Material provided »
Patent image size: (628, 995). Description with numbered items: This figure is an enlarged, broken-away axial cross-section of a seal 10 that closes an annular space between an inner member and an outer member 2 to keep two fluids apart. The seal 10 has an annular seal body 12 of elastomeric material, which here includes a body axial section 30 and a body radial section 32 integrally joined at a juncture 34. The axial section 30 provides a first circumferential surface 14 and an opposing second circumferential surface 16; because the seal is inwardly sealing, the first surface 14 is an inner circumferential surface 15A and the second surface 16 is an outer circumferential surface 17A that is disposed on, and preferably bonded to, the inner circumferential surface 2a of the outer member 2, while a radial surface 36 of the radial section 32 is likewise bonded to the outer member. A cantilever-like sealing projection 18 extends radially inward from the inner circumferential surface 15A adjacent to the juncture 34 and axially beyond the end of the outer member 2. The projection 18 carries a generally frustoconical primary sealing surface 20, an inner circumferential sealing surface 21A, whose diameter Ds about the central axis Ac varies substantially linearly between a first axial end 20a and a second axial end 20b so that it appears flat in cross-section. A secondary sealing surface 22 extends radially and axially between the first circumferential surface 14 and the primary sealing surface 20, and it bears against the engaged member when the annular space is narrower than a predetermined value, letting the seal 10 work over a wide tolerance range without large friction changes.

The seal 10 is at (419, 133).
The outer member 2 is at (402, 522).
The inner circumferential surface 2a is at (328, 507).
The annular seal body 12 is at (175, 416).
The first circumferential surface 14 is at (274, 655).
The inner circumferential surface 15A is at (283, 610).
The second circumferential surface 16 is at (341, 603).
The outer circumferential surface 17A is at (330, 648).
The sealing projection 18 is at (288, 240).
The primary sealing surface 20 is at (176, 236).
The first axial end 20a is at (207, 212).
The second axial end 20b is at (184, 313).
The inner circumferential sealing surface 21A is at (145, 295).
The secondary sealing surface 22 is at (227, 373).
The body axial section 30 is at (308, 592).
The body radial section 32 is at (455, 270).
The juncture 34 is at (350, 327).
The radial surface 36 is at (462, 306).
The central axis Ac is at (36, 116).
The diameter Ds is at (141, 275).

What the exercise asks »
Copy the records word for word, beginning at the first line and stopping after the line that contains "The outer circumferential".

Answer below »
Patent image size: (628, 995). Description with numbered items: This figure is an enlarged, broken-away axial cross-section of a seal 10 that closes an annular space between an inner member and an outer member 2 to keep two fluids apart. The seal 10 has an annular seal body 12 of elastomeric material, which here includes a body axial section 30 and a body radial section 32 integrally joined at a juncture 34. The axial section 30 provides a first circumferential surface 14 and an opposing second circumferential surface 16; because the seal is inwardly sealing, the first surface 14 is an inner circumferential surface 15A and the second surface 16 is an outer circumferential surface 17A that is disposed on, and preferably bonded to, the inner circumferential surface 2a of the outer member 2, while a radial surface 36 of the radial section 32 is likewise bonded to the outer member. A cantilever-like sealing projection 18 extends radially inward from the inner circumferential surface 15A adjacent to the juncture 34 and axially beyond the end of the outer member 2. The projection 18 carries a generally frustoconical primary sealing surface 20, an inner circumferential sealing surface 21A, whose diameter Ds about the central axis Ac varies substantially linearly between a first axial end 20a and a second axial end 20b so that it appears flat in cross-section. A secondary sealing surface 22 extends radially and axially between the first circumferential surface 14 and the primary sealing surface 20, and it bears against the engaged member when the annular space is narrower than a predetermined value, letting the seal 10 work over a wide tolerance range without large friction changes.

The seal 10 is at (419, 133).
The outer member 2 is at (402, 522).
The inner circumferential surface 2a is at (328, 507).
The annular seal body 12 is at (175, 416).
The first circumferential surface 14 is at (274, 655).
The inner circumferential surface 15A is at (283, 610).
The second circumferential surface 16 is at (341, 603).
The outer circumferential surface 17A is at (330, 648).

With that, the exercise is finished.